ESTRATTO DELLA FONTE:
# # # #

Venerdì, 29 marzo 2024 - ore 11.46

Io e il prode Orlando | Agostino Melega

Quanto l’amavo quell’album di figurine che mi parlava degli Indiani d’America!

| Scritto da Redazione
Io e il prode Orlando | Agostino Melega

Io e il prode Orlando | Agostino Melega

Quanto l’amavo quell’album di figurine che mi parlava degli Indiani d’America! Per raccogliere piccole tessere colorate che mi facevano sentire amici e compagni di gioco Geronimo, Toro Seduto e Kocise, e cavalcare con loro in modo sconfinato dal Nuovo Messico al Nord Dakota, avevo dovuto nutrirmi con una quantità infinita di surrogati di cioccolato “Ferrero”, a quindici lire lo spicchio, dal quale, appunto, si staccavano le piccole immagini della collezione. Ebbene, nonostante tale metodica applicazione di merende l’una uguale all’altra, non potei resistere, in quell’ormai remoto 1957, nel voler scambiare quel mio tesoro di praterie, bisonti e Manitù, con un giocattolo irresistibile: un burattino, il più bel burattino del teatro di Turtiróol (Tortiroli), di quell’uomo misterioso che di sera trasformava la sua bottega d’artigiano falegname come Geppetto, nel tempio dell’immaginario, della fantasia, della salace risata collettiva. E riusciva a portare in quel camerone, sito in un angolo di un piccolo paese padano, Annicco (CR), il centro del mondo.

# # # #

RIGHE ELENCATE:
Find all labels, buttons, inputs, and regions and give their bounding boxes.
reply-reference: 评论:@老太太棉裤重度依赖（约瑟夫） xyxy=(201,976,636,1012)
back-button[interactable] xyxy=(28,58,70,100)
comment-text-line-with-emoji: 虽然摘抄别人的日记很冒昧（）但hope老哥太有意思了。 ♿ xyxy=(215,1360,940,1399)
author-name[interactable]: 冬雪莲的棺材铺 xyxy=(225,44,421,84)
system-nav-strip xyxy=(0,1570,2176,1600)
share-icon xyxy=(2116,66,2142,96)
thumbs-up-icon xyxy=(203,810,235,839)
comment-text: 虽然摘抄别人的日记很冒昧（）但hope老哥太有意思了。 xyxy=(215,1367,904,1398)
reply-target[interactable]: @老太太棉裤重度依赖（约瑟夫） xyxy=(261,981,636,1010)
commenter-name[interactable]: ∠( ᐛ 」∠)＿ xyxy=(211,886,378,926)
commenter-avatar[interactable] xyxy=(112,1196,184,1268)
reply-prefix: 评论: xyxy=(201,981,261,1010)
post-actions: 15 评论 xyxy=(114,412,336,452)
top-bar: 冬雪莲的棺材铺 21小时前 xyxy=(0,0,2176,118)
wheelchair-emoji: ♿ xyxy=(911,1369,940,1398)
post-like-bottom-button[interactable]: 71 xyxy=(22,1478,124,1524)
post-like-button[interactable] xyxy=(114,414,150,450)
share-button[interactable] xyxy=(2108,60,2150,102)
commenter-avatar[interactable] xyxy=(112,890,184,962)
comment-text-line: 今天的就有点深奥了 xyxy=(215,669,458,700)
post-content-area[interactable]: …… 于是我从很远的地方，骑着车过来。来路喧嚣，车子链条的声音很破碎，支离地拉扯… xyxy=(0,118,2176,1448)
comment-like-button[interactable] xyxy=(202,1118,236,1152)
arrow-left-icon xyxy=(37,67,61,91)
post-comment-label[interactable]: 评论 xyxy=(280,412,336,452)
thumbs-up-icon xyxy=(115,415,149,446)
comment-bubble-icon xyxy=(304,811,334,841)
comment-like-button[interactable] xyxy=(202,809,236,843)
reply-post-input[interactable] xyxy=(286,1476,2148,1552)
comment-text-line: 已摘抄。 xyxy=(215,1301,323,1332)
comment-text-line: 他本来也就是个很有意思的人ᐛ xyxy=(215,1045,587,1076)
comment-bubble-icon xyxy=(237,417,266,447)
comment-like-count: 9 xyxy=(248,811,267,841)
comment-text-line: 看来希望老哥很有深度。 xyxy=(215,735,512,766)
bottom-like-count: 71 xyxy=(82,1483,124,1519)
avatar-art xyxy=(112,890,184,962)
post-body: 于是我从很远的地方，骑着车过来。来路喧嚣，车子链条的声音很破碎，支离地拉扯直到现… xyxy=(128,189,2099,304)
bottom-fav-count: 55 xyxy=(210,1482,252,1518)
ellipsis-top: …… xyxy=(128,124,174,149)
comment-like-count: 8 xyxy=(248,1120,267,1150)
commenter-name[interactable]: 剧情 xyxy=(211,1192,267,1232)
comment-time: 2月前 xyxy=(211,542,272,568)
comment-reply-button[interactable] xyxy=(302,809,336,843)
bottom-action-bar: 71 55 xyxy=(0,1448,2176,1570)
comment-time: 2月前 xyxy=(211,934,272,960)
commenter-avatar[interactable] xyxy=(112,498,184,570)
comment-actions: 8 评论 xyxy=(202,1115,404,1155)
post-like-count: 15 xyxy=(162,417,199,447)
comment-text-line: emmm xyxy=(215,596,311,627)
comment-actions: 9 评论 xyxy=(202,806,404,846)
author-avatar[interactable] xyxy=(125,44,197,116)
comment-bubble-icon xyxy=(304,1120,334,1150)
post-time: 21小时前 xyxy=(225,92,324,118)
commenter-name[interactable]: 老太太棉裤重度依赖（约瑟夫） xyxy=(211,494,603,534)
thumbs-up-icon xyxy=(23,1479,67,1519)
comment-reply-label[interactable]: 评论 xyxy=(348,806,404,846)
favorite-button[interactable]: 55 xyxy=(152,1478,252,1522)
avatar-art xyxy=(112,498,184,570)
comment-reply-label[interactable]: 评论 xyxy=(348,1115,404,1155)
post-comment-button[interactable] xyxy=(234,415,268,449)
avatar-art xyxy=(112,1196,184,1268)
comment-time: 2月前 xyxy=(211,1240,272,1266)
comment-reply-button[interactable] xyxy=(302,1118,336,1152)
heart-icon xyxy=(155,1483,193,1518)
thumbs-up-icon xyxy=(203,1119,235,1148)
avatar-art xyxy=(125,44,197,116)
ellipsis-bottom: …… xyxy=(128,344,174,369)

# # # #

CONSEGNA A:
Nel racconto sull'album di figurine, perché bisognava mangiare una quantità infinita di surrogati di cioccolato "Ferrero" per completare la collezione? Rispondi in una o due frasi.
CONSEGNA B:
Prosegui il racconto sull'album di figurine dopo l'ultima frase riportata.

RISULTATO FINALE A:
Le piccole immagini della collezione si staccavano proprio dagli spicchi di surrogato di cioccolato "Ferrero", venduti a quindici lire l'uno. Per raccogliere le tessere colorate con Geronimo, Toro Seduto e Kocise occorreva quindi consumarne moltissimi.

RISULTATO FINALE B:
Già, lo scambio che mi si offriva era un’occasione d’oro, irripetibile. Quel burattino stupendo, era lì a portata di mano, a portata di uno sgualcito album d’ormai inutili figurine. Avevo di fronte nientemeno che il burattino di Orlando, di Orlando in persona, del prode Orlando, figlio di Milone di Aglante e di Berta, sorella di Carlo Magno.

Sì, mi avevano letteralmente estasiato ed estraniato, negli anni ’54 e ’55 i “figli di legno” di Turtiróol, i paladini di Francia, in una serie di sequenze coinvolgenti, identificanti, che ti immedesimavano nella rocambolesca nascita di Orlando sino alla tragica “Rotta di Roncisvalle”. Lui, infatti, Orlando, “ero” io; e Rinaldo, l’altro paladino, “era” il mio amico seduto di fianco, sulla sedia che bisognava portarsi sa casa, Amilcare. La cosa più ingiusta, certamente, era quando dovevamo morire in scena.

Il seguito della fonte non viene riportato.